%%
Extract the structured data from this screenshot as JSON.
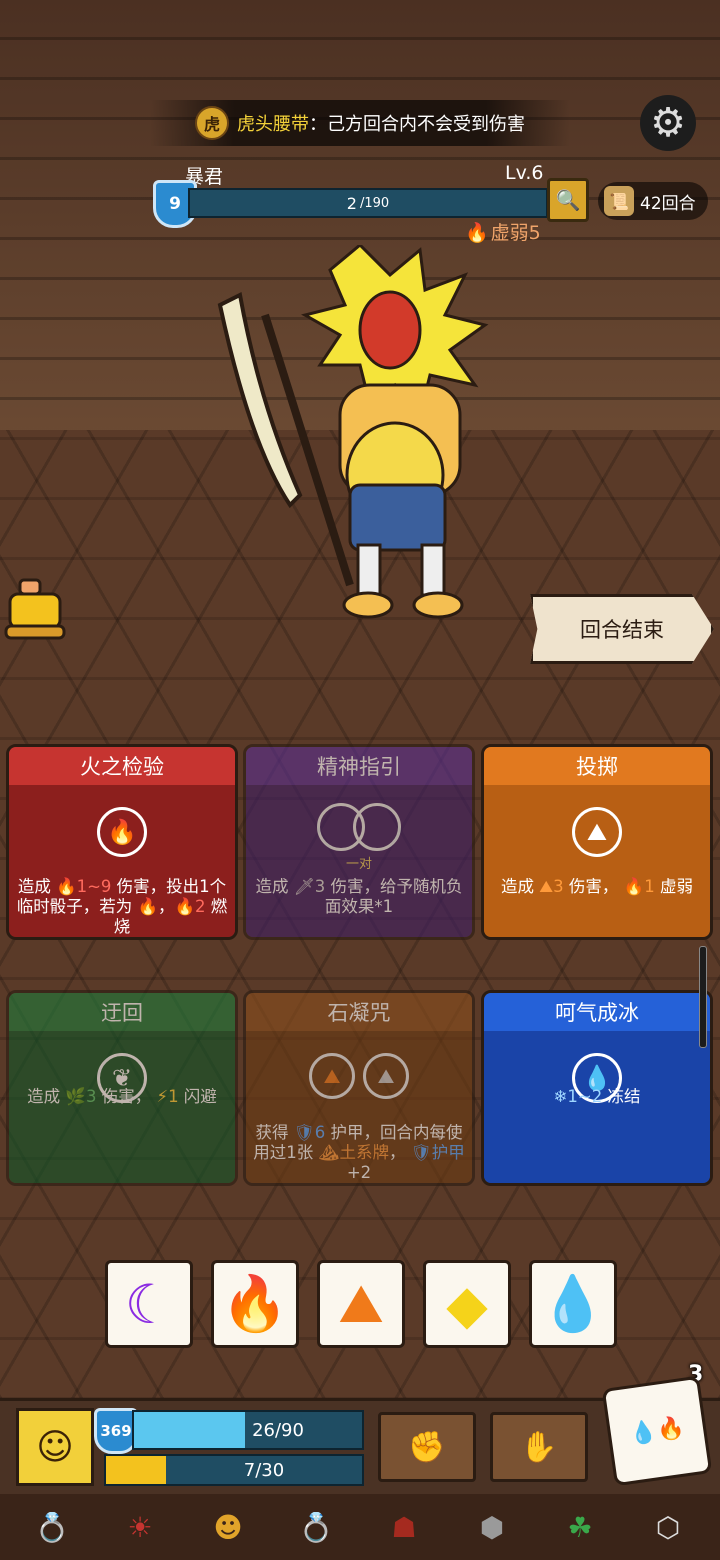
{
  "effect_banner": {
    "item_name": "虎头腰带",
    "separator": "：",
    "text": "己方回合内不会受到伤害"
  },
  "enemy": {
    "name": "暴君",
    "level": "Lv.6",
    "armor": "9",
    "hp_current": "2",
    "hp_max": "/190",
    "hp_fraction": 0.0105,
    "debuff": "虚弱5"
  },
  "turn_counter": "42回合",
  "end_turn_label": "回合结束",
  "cards": [
    {
      "title": "火之检验",
      "color": "#c63430",
      "icon": "fire-icon",
      "desc": [
        "造成 ",
        {
          "v": "1~9",
          "c": "hl-red",
          "i": "🔥"
        },
        " 伤害，投出1个临时骰子，若为 ",
        {
          "v": "",
          "c": "hl-red",
          "i": "🔥"
        },
        "，",
        {
          "v": "2",
          "c": "hl-red",
          "i": "🔥"
        },
        " 燃烧"
      ]
    },
    {
      "title": "精神指引",
      "color": "#5a2f8e",
      "icon": "pair-icon",
      "sub": "一对",
      "desc": [
        "造成 ",
        {
          "v": "3",
          "c": "hl-gray",
          "i": "🗡"
        },
        " 伤害，给予随机负面效果*1"
      ]
    },
    {
      "title": "投掷",
      "color": "#e1791f",
      "icon": "earth-icon",
      "desc": [
        "造成 ",
        {
          "v": "3",
          "c": "hl-or",
          "i": "⛰"
        },
        " 伤害， ",
        {
          "v": "1",
          "c": "hl-or",
          "i": "🔥"
        },
        " 虚弱"
      ]
    },
    {
      "title": "迂回",
      "color": "#1f7a3a",
      "icon": "wind-icon",
      "desc": [
        "造成 ",
        {
          "v": "3",
          "c": "hl-grn",
          "i": "🌿"
        },
        " 伤害， ",
        {
          "v": "1",
          "c": "hl-yel",
          "i": "⚡"
        },
        " 闪避"
      ]
    },
    {
      "title": "石凝咒",
      "color": "#8a4e1d",
      "icon": "earth-stone-icon",
      "desc": [
        "获得 ",
        {
          "v": "6",
          "c": "hl-blu",
          "i": "🛡"
        },
        " 护甲，回合内每使用过1张 ",
        {
          "v": "土系牌",
          "c": "hl-or",
          "i": "⛰"
        },
        "， ",
        {
          "v": "护甲",
          "c": "hl-blu",
          "i": "🛡"
        },
        " +2"
      ]
    },
    {
      "title": "呵气成冰",
      "color": "#2561d8",
      "icon": "water-icon",
      "desc": [
        {
          "v": "1~2",
          "c": "hl-ice",
          "i": "❄"
        },
        " 冻结"
      ]
    }
  ],
  "dice": [
    {
      "face": "moon-icon",
      "glyph": "☾",
      "color": "#8a2be2"
    },
    {
      "face": "fire-icon",
      "glyph": "🔥",
      "color": "#e5332a"
    },
    {
      "face": "earth-icon",
      "glyph": "⛰",
      "color": "#f07a1a"
    },
    {
      "face": "lightning-icon",
      "glyph": "◆",
      "color": "#f5d31a"
    },
    {
      "face": "water-icon",
      "glyph": "💧",
      "color": "#1d5fd6"
    }
  ],
  "player": {
    "armor": "369",
    "hp": "26/90",
    "hp_fraction": 0.289,
    "energy": "7/30",
    "energy_fraction": 0.233
  },
  "dice_remaining": "3",
  "relic_icons": [
    "ring-icon",
    "mask-icon",
    "tribal-mask-icon",
    "gem-ring-icon",
    "hood-icon",
    "stone-die-icon",
    "clover-icon",
    "crystal-die-icon"
  ]
}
%%
### JOB
A faithful copy of the records above is needed, with the pictures left out.

### WORKED ANSWER
Extract the structured data from this screenshot as JSON.
{
  "effect_banner": {
    "item_name": "虎头腰带",
    "separator": "：",
    "text": "己方回合内不会受到伤害"
  },
  "enemy": {
    "name": "暴君",
    "level": "Lv.6",
    "armor": "9",
    "hp_current": "2",
    "hp_max": "/190",
    "hp_fraction": 0.0105,
    "debuff": "虚弱5"
  },
  "turn_counter": "42回合",
  "end_turn_label": "回合结束",
  "cards": [
    {
      "title": "火之检验",
      "color": "#c63430",
      "icon": "fire-icon",
      "desc": [
        "造成 ",
        {
          "v": "1~9",
          "c": "hl-red",
          "i": "🔥"
        },
        " 伤害，投出1个临时骰子，若为 ",
        {
          "v": "",
          "c": "hl-red",
          "i": "🔥"
        },
        "，",
        {
          "v": "2",
          "c": "hl-red",
          "i": "🔥"
        },
        " 燃烧"
      ]
    },
    {
      "title": "精神指引",
      "color": "#5a2f8e",
      "icon": "pair-icon",
      "sub": "一对",
      "desc": [
        "造成 ",
        {
          "v": "3",
          "c": "hl-gray",
          "i": "🗡"
        },
        " 伤害，给予随机负面效果*1"
      ]
    },
    {
      "title": "投掷",
      "color": "#e1791f",
      "icon": "earth-icon",
      "desc": [
        "造成 ",
        {
          "v": "3",
          "c": "hl-or",
          "i": "⛰"
        },
        " 伤害， ",
        {
          "v": "1",
          "c": "hl-or",
          "i": "🔥"
        },
        " 虚弱"
      ]
    },
    {
      "title": "迂回",
      "color": "#1f7a3a",
      "icon": "wind-icon",
      "desc": [
        "造成 ",
        {
          "v": "3",
          "c": "hl-grn",
          "i": "🌿"
        },
        " 伤害， ",
        {
          "v": "1",
          "c": "hl-yel",
          "i": "⚡"
        },
        " 闪避"
      ]
    },
    {
      "title": "石凝咒",
      "color": "#8a4e1d",
      "icon": "earth-stone-icon",
      "desc": [
        "获得 ",
        {
          "v": "6",
          "c": "hl-blu",
          "i": "🛡"
        },
        " 护甲，回合内每使用过1张 ",
        {
          "v": "土系牌",
          "c": "hl-or",
          "i": "⛰"
        },
        "， ",
        {
          "v": "护甲",
          "c": "hl-blu",
          "i": "🛡"
        },
        " +2"
      ]
    },
    {
      "title": "呵气成冰",
      "color": "#2561d8",
      "icon": "water-icon",
      "desc": [
        {
          "v": "1~2",
          "c": "hl-ice",
          "i": "❄"
        },
        " 冻结"
      ]
    }
  ],
  "dice": [
    {
      "face": "moon-icon",
      "glyph": "☾",
      "color": "#8a2be2"
    },
    {
      "face": "fire-icon",
      "glyph": "🔥",
      "color": "#e5332a"
    },
    {
      "face": "earth-icon",
      "glyph": "⛰",
      "color": "#f07a1a"
    },
    {
      "face": "lightning-icon",
      "glyph": "◆",
      "color": "#f5d31a"
    },
    {
      "face": "water-icon",
      "glyph": "💧",
      "color": "#1d5fd6"
    }
  ],
  "player": {
    "armor": "369",
    "hp": "26/90",
    "hp_fraction": 0.289,
    "energy": "7/30",
    "energy_fraction": 0.233
  },
  "dice_remaining": "3",
  "relic_icons": [
    "ring-icon",
    "mask-icon",
    "tribal-mask-icon",
    "gem-ring-icon",
    "hood-icon",
    "stone-die-icon",
    "clover-icon",
    "crystal-die-icon"
  ]
}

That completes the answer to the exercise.